The problem -> Transcribe each line of the material as it is, and drop any picture.

Dataset items
+--
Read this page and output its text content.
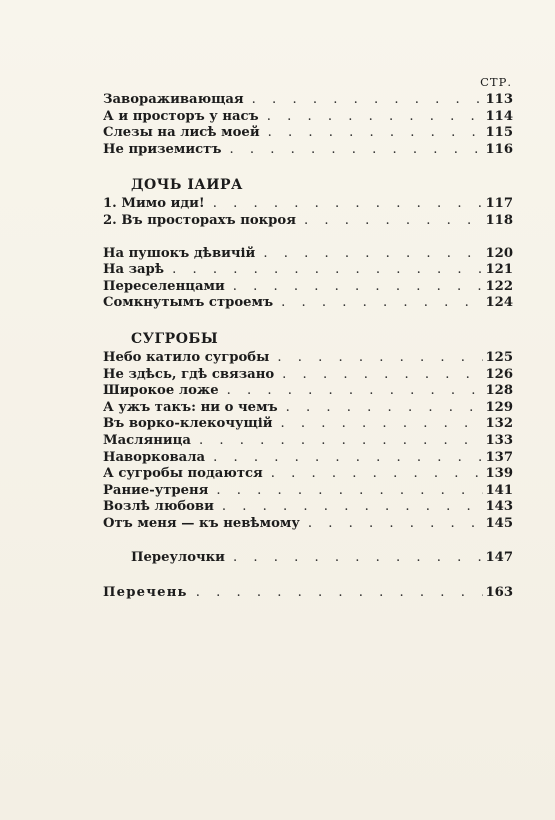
СТР.
Завораживающая . . .	113
А и просторъ у насъ . . .	114
Слезы на лисѣ моей . . .	115
Не приземистъ . . .	116
ДОЧЬ ІАИРА
1. Мимо иди! . . .	117
2. Въ просторахъ покроя . . .	118
На пушокъ дѣвичій . . .	120
На зарѣ . . .	121
Переселенцами . . .	122
Сомкнутымъ строемъ . . .	124
СУГРОБЫ
Небо катило сугробы . . .	125
Не здѣсь, гдѣ связано . . .	126
Широкое ложе . . .	128
А ужъ такъ: ни о чемъ . . .	129
Въ ворко-клекочущій . . .	132
Масляница . . .	133
Наворковала . . .	137
А сугробы подаются . . .	139
Рание-утреня . . .	141
Возлѣ любови . . .	143
Отъ меня — къ невѣмому . . .	145
Переулочки . . .	147
Перечень . . .	163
+--
Solution to this exercise ->
Read this page and output its text content.
СТР.
Завораживающая . . .	113
А и просторъ у насъ . . .	114
Слезы на лисѣ моей . . .	115
Не приземистъ . . .	116
ДОЧЬ ІАИРА
1. Мимо иди! . . .	117
2. Въ просторахъ покроя . . .	118
На пушокъ дѣвичій . . .	120
На зарѣ . . .	121
Переселенцами . . .	122
Сомкнутымъ строемъ . . .	124
СУГРОБЫ
Небо катило сугробы . . .	125
Не здѣсь, гдѣ связано . . .	126
Широкое ложе . . .	128
А ужъ такъ: ни о чемъ . . .	129
Въ ворко-клекочущій . . .	132
Масляница . . .	133
Наворковала . . .	137
А сугробы подаются . . .	139
Рание-утреня . . .	141
Возлѣ любови . . .	143
Отъ меня — къ невѣмому . . .	145
Переулочки . . .	147
Перечень . . .	163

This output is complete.